* _What you have to do_: Extract the complete listing and output it unchanged.

* _Records for this task_:
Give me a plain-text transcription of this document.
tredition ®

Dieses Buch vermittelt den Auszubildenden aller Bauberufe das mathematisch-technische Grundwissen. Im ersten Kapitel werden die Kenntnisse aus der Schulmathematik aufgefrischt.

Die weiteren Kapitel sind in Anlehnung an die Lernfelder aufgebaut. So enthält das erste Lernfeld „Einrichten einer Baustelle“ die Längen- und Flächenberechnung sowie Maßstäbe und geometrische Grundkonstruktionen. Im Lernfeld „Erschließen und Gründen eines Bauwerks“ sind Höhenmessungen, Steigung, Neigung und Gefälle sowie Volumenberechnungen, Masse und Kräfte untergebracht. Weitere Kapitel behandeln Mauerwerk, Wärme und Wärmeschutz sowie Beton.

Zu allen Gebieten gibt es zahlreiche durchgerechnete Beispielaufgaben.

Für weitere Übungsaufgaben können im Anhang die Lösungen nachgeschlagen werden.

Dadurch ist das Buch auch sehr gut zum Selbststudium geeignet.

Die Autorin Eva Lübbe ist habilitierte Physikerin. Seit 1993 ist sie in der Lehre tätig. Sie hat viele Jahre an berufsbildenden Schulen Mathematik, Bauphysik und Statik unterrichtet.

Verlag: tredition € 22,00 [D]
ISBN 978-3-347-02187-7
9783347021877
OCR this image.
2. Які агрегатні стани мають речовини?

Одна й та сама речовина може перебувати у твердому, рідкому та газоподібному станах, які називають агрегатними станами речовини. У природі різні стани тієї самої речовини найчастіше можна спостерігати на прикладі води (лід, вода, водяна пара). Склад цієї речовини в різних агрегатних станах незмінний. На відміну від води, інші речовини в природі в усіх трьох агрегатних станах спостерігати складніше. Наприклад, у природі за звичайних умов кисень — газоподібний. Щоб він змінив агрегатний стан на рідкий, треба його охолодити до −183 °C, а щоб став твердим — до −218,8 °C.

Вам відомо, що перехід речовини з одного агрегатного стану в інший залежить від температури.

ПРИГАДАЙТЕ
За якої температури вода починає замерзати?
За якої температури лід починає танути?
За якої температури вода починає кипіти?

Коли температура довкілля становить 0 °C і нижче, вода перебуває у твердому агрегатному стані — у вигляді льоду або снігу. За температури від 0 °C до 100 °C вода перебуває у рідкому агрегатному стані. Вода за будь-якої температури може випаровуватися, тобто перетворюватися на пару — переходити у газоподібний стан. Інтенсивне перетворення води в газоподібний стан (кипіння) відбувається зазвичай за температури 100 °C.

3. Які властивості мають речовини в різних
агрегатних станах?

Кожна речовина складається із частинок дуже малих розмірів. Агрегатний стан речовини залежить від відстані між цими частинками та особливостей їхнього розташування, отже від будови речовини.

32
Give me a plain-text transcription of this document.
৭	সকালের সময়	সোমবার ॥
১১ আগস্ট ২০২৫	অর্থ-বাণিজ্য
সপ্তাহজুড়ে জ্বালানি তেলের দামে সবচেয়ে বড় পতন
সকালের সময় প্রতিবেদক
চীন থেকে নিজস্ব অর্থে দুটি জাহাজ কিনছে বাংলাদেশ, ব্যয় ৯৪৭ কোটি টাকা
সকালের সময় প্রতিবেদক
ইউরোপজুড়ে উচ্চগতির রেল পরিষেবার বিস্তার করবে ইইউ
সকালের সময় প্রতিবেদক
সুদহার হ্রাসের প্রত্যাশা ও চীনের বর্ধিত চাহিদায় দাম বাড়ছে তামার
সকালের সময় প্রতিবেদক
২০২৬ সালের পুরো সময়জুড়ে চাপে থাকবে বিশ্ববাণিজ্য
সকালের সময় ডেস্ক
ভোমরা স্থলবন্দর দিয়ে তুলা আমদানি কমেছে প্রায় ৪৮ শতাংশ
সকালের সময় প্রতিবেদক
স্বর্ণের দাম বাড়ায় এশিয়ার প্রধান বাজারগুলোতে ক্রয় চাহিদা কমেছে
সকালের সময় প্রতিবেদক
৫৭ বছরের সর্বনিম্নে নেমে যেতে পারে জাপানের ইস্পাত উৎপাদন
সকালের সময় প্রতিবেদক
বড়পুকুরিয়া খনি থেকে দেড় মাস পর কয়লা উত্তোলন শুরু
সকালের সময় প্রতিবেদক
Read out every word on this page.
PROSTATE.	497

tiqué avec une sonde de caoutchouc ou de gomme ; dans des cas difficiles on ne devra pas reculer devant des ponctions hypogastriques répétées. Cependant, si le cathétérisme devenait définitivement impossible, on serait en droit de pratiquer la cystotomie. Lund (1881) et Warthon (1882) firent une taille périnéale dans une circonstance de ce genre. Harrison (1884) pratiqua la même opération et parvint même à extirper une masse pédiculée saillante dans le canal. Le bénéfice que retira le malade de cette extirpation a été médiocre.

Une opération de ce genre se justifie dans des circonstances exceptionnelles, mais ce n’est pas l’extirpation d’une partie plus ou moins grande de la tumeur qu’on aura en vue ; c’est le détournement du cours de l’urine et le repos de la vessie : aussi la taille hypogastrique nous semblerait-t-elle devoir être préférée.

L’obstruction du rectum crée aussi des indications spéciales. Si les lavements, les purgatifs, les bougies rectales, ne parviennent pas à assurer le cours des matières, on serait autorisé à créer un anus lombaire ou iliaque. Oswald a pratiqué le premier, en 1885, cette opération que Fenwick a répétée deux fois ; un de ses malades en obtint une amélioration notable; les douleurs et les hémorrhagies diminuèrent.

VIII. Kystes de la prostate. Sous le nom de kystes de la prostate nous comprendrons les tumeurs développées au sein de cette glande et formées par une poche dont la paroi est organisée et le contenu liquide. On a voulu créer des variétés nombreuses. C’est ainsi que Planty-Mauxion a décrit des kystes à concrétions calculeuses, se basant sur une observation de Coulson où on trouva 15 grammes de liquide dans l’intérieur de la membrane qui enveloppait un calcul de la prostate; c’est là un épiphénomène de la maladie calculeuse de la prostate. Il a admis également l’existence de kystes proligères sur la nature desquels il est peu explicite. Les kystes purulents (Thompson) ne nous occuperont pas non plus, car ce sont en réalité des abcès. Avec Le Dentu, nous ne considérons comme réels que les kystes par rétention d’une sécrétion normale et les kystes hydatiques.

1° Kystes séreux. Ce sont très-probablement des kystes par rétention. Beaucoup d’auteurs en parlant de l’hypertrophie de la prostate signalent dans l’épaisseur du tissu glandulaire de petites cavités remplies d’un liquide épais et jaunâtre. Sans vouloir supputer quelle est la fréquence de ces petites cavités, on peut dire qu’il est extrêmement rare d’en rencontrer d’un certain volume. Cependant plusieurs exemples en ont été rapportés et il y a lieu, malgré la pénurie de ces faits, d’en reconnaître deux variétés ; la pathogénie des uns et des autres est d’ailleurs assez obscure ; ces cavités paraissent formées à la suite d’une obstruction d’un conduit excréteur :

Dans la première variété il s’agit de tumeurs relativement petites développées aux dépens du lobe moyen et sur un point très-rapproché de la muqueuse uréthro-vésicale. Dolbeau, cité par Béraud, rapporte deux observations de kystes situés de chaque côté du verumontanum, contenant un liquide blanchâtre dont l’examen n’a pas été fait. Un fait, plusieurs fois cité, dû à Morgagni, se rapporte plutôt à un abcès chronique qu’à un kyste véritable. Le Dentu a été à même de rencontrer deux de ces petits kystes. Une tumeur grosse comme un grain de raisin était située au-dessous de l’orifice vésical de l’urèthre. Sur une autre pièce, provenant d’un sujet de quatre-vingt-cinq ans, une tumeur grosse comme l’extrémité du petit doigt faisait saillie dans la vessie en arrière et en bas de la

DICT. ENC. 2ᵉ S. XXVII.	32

* _Expected answer_:
Give me a plain-text transcription of this document.
tredition ®

Dieses Buch vermittelt den Auszubildenden aller Bauberufe das mathematisch-technische Grundwissen. Im ersten Kapitel werden die Kenntnisse aus der Schulmathematik aufgefrischt.

Die weiteren Kapitel sind in Anlehnung an die Lernfelder aufgebaut. So enthält das erste Lernfeld „Einrichten einer Baustelle“ die Längen- und Flächenberechnung sowie Maßstäbe und geometrische Grundkonstruktionen. Im Lernfeld „Erschließen und Gründen eines Bauwerks“ sind Höhenmessungen, Steigung, Neigung und Gefälle sowie Volumenberechnungen, Masse und Kräfte untergebracht. Weitere Kapitel behandeln Mauerwerk, Wärme und Wärmeschutz sowie Beton.

Zu allen Gebieten gibt es zahlreiche durchgerechnete Beispielaufgaben.

Für weitere Übungsaufgaben können im Anhang die Lösungen nachgeschlagen werden.

Dadurch ist das Buch auch sehr gut zum Selbststudium geeignet.

Die Autorin Eva Lübbe ist habilitierte Physikerin. Seit 1993 ist sie in der Lehre tätig. Sie hat viele Jahre an berufsbildenden Schulen Mathematik, Bauphysik und Statik unterrichtet.

Verlag: tredition € 22,00 [D]
ISBN 978-3-347-02187-7
9783347021877
OCR this image.
2. Які агрегатні стани мають речовини?

Одна й та сама речовина може перебувати у твердому, рідкому та газоподібному станах, які називають агрегатними станами речовини. У природі різні стани тієї самої речовини найчастіше можна спостерігати на прикладі води (лід, вода, водяна пара). Склад цієї речовини в різних агрегатних станах незмінний. На відміну від води, інші речовини в природі в усіх трьох агрегатних станах спостерігати складніше. Наприклад, у природі за звичайних умов кисень — газоподібний. Щоб він змінив агрегатний стан на рідкий, треба його охолодити до −183 °C, а щоб став твердим — до −218,8 °C.

Вам відомо, що перехід речовини з одного агрегатного стану в інший залежить від температури.

ПРИГАДАЙТЕ
За якої температури вода починає замерзати?
За якої температури лід починає танути?
За якої температури вода починає кипіти?

Коли температура довкілля становить 0 °C і нижче, вода перебуває у твердому агрегатному стані — у вигляді льоду або снігу. За температури від 0 °C до 100 °C вода перебуває у рідкому агрегатному стані. Вода за будь-якої температури може випаровуватися, тобто перетворюватися на пару — переходити у газоподібний стан. Інтенсивне перетворення води в газоподібний стан (кипіння) відбувається зазвичай за температури 100 °C.

3. Які властивості мають речовини в різних
агрегатних станах?

Кожна речовина складається із частинок дуже малих розмірів. Агрегатний стан речовини залежить від відстані між цими частинками та особливостей їхнього розташування, отже від будови речовини.

32
Give me a plain-text transcription of this document.
৭	সকালের সময়	সোমবার ॥
১১ আগস্ট ২০২৫	অর্থ-বাণিজ্য
সপ্তাহজুড়ে জ্বালানি তেলের দামে সবচেয়ে বড় পতন
সকালের সময় প্রতিবেদক
চীন থেকে নিজস্ব অর্থে দুটি জাহাজ কিনছে বাংলাদেশ, ব্যয় ৯৪৭ কোটি টাকা
সকালের সময় প্রতিবেদক
ইউরোপজুড়ে উচ্চগতির রেল পরিষেবার বিস্তার করবে ইইউ
সকালের সময় প্রতিবেদক
সুদহার হ্রাসের প্রত্যাশা ও চীনের বর্ধিত চাহিদায় দাম বাড়ছে তামার
সকালের সময় প্রতিবেদক
২০২৬ সালের পুরো সময়জুড়ে চাপে থাকবে বিশ্ববাণিজ্য
সকালের সময় ডেস্ক
ভোমরা স্থলবন্দর দিয়ে তুলা আমদানি কমেছে প্রায় ৪৮ শতাংশ
সকালের সময় প্রতিবেদক
স্বর্ণের দাম বাড়ায় এশিয়ার প্রধান বাজারগুলোতে ক্রয় চাহিদা কমেছে
সকালের সময় প্রতিবেদক
৫৭ বছরের সর্বনিম্নে নেমে যেতে পারে জাপানের ইস্পাত উৎপাদন
সকালের সময় প্রতিবেদক
বড়পুকুরিয়া খনি থেকে দেড় মাস পর কয়লা উত্তোলন শুরু
সকালের সময় প্রতিবেদক
Read out every word on this page.
PROSTATE.	497

tiqué avec une sonde de caoutchouc ou de gomme ; dans des cas difficiles on ne devra pas reculer devant des ponctions hypogastriques répétées. Cependant, si le cathétérisme devenait définitivement impossible, on serait en droit de pratiquer la cystotomie. Lund (1881) et Warthon (1882) firent une taille périnéale dans une circonstance de ce genre. Harrison (1884) pratiqua la même opération et parvint même à extirper une masse pédiculée saillante dans le canal. Le bénéfice que retira le malade de cette extirpation a été médiocre.

Une opération de ce genre se justifie dans des circonstances exceptionnelles, mais ce n’est pas l’extirpation d’une partie plus ou moins grande de la tumeur qu’on aura en vue ; c’est le détournement du cours de l’urine et le repos de la vessie : aussi la taille hypogastrique nous semblerait-t-elle devoir être préférée.

L’obstruction du rectum crée aussi des indications spéciales. Si les lavements, les purgatifs, les bougies rectales, ne parviennent pas à assurer le cours des matières, on serait autorisé à créer un anus lombaire ou iliaque. Oswald a pratiqué le premier, en 1885, cette opération que Fenwick a répétée deux fois ; un de ses malades en obtint une amélioration notable; les douleurs et les hémorrhagies diminuèrent.

VIII. Kystes de la prostate. Sous le nom de kystes de la prostate nous comprendrons les tumeurs développées au sein de cette glande et formées par une poche dont la paroi est organisée et le contenu liquide. On a voulu créer des variétés nombreuses. C’est ainsi que Planty-Mauxion a décrit des kystes à concrétions calculeuses, se basant sur une observation de Coulson où on trouva 15 grammes de liquide dans l’intérieur de la membrane qui enveloppait un calcul de la prostate; c’est là un épiphénomène de la maladie calculeuse de la prostate. Il a admis également l’existence de kystes proligères sur la nature desquels il est peu explicite. Les kystes purulents (Thompson) ne nous occuperont pas non plus, car ce sont en réalité des abcès. Avec Le Dentu, nous ne considérons comme réels que les kystes par rétention d’une sécrétion normale et les kystes hydatiques.

1° Kystes séreux. Ce sont très-probablement des kystes par rétention. Beaucoup d’auteurs en parlant de l’hypertrophie de la prostate signalent dans l’épaisseur du tissu glandulaire de petites cavités remplies d’un liquide épais et jaunâtre. Sans vouloir supputer quelle est la fréquence de ces petites cavités, on peut dire qu’il est extrêmement rare d’en rencontrer d’un certain volume. Cependant plusieurs exemples en ont été rapportés et il y a lieu, malgré la pénurie de ces faits, d’en reconnaître deux variétés ; la pathogénie des uns et des autres est d’ailleurs assez obscure ; ces cavités paraissent formées à la suite d’une obstruction d’un conduit excréteur :

Dans la première variété il s’agit de tumeurs relativement petites développées aux dépens du lobe moyen et sur un point très-rapproché de la muqueuse uréthro-vésicale. Dolbeau, cité par Béraud, rapporte deux observations de kystes situés de chaque côté du verumontanum, contenant un liquide blanchâtre dont l’examen n’a pas été fait. Un fait, plusieurs fois cité, dû à Morgagni, se rapporte plutôt à un abcès chronique qu’à un kyste véritable. Le Dentu a été à même de rencontrer deux de ces petits kystes. Une tumeur grosse comme un grain de raisin était située au-dessous de l’orifice vésical de l’urèthre. Sur une autre pièce, provenant d’un sujet de quatre-vingt-cinq ans, une tumeur grosse comme l’extrémité du petit doigt faisait saillie dans la vessie en arrière et en bas de la

DICT. ENC. 2ᵉ S. XXVII.	32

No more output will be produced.